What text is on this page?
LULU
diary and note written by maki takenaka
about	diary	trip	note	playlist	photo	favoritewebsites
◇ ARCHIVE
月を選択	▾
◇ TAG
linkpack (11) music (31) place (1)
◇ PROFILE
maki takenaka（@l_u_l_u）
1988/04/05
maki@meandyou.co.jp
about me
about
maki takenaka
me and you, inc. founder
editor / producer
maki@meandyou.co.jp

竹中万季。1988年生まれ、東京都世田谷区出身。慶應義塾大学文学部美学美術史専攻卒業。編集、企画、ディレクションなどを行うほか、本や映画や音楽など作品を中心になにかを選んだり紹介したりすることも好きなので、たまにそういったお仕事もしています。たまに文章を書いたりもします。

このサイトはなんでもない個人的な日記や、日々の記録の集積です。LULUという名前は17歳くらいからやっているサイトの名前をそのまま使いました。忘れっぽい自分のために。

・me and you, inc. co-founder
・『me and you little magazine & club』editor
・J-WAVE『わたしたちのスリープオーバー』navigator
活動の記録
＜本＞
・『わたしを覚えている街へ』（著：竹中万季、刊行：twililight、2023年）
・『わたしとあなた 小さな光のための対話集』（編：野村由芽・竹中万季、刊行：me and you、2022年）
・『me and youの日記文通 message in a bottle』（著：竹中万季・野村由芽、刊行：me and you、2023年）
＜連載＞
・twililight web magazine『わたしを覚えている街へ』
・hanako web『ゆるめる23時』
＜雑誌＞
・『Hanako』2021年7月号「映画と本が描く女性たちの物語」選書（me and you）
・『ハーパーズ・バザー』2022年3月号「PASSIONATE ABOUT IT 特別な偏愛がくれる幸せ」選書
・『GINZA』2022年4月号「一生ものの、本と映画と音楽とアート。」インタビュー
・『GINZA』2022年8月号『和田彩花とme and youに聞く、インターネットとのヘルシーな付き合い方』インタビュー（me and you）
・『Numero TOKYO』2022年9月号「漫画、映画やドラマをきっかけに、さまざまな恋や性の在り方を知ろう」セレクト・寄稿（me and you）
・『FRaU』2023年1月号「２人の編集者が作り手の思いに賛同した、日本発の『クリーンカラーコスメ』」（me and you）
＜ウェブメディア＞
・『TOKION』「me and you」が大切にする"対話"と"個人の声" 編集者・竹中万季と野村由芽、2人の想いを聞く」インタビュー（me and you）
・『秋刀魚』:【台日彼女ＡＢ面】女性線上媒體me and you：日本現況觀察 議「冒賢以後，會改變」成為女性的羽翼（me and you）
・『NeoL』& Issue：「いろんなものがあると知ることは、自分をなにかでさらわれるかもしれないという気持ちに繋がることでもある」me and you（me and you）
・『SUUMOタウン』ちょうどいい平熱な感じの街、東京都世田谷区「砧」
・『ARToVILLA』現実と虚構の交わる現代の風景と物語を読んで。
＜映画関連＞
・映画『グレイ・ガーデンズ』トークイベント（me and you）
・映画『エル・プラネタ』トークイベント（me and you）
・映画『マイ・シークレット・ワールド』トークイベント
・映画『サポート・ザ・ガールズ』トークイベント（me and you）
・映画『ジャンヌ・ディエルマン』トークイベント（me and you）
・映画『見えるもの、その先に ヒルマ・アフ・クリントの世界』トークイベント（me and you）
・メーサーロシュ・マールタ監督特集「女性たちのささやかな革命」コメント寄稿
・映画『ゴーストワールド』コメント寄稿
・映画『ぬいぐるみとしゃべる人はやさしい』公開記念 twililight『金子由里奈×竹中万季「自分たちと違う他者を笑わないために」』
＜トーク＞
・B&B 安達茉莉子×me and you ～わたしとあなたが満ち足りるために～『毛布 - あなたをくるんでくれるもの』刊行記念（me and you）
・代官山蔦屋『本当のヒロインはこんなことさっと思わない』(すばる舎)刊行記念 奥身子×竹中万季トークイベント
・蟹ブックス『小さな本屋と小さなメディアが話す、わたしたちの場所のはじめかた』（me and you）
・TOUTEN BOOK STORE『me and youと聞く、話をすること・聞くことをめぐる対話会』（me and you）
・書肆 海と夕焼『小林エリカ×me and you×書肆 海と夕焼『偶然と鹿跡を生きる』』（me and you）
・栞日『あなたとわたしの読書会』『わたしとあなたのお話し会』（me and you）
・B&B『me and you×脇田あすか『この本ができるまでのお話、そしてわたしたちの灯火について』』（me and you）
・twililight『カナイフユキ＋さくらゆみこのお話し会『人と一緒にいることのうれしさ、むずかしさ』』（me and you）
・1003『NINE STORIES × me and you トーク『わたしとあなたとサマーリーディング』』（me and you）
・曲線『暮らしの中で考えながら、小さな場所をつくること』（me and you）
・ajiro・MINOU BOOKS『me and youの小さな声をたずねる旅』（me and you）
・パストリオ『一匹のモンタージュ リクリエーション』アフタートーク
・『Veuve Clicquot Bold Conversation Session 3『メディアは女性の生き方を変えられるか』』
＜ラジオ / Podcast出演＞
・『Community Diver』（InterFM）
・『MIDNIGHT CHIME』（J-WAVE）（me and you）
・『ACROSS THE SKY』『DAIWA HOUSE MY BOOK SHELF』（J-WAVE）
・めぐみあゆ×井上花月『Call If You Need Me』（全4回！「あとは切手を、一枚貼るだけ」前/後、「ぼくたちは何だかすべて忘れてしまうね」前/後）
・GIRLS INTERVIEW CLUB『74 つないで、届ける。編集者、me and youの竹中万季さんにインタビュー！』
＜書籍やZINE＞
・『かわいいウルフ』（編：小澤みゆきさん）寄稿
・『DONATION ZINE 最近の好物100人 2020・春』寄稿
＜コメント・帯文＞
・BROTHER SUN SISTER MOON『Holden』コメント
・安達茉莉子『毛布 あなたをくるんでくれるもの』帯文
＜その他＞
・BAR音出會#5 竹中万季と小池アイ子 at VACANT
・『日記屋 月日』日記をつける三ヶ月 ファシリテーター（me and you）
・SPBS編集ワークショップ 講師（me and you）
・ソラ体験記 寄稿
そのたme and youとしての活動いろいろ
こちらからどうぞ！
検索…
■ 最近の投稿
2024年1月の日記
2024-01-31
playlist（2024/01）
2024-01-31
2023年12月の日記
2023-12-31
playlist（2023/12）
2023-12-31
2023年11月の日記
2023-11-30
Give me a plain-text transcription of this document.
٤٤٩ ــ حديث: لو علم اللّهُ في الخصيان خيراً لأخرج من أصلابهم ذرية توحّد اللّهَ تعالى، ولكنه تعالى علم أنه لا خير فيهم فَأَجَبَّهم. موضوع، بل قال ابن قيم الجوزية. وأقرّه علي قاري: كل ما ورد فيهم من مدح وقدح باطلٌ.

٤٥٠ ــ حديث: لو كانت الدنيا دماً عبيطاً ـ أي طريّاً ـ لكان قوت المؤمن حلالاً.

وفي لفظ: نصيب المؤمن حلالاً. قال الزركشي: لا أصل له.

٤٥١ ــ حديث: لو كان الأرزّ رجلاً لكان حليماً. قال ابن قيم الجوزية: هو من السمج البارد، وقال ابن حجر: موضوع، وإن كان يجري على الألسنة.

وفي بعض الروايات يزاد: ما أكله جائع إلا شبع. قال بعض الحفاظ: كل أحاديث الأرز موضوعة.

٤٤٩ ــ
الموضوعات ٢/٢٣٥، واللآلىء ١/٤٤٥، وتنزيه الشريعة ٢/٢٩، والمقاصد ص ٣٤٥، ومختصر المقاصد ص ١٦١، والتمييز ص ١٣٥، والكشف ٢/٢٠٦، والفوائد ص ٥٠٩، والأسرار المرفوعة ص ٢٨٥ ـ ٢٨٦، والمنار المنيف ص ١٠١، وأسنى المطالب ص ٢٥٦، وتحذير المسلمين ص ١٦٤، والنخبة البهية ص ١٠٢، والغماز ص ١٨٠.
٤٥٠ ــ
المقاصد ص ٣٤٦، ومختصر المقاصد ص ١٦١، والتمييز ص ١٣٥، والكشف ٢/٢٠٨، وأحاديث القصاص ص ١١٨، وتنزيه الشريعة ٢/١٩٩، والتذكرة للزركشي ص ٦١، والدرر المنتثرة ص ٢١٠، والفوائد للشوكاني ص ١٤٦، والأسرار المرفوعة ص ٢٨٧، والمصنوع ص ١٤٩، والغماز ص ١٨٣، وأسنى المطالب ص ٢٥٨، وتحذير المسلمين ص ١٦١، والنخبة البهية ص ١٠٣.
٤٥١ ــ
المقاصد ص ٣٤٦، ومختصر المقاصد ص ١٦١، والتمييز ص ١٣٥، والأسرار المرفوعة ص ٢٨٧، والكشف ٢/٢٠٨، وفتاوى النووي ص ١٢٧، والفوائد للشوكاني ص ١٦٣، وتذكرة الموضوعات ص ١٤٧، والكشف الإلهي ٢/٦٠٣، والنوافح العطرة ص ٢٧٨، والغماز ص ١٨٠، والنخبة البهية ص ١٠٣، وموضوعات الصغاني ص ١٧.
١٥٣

● ● ● ● ●

= Instruction =
Copy out each line of the listing that holds "لكان".

= Solution =
٤٥٠ ــ حديث: لو كانت الدنيا دماً عبيطاً ـ أي طريّاً ـ لكان قوت المؤمن حلالاً.
٤٥١ ــ حديث: لو كان الأرزّ رجلاً لكان حليماً. قال ابن قيم الجوزية: هو من السمج البارد، وقال ابن حجر: موضوع، وإن كان يجري على الألسنة.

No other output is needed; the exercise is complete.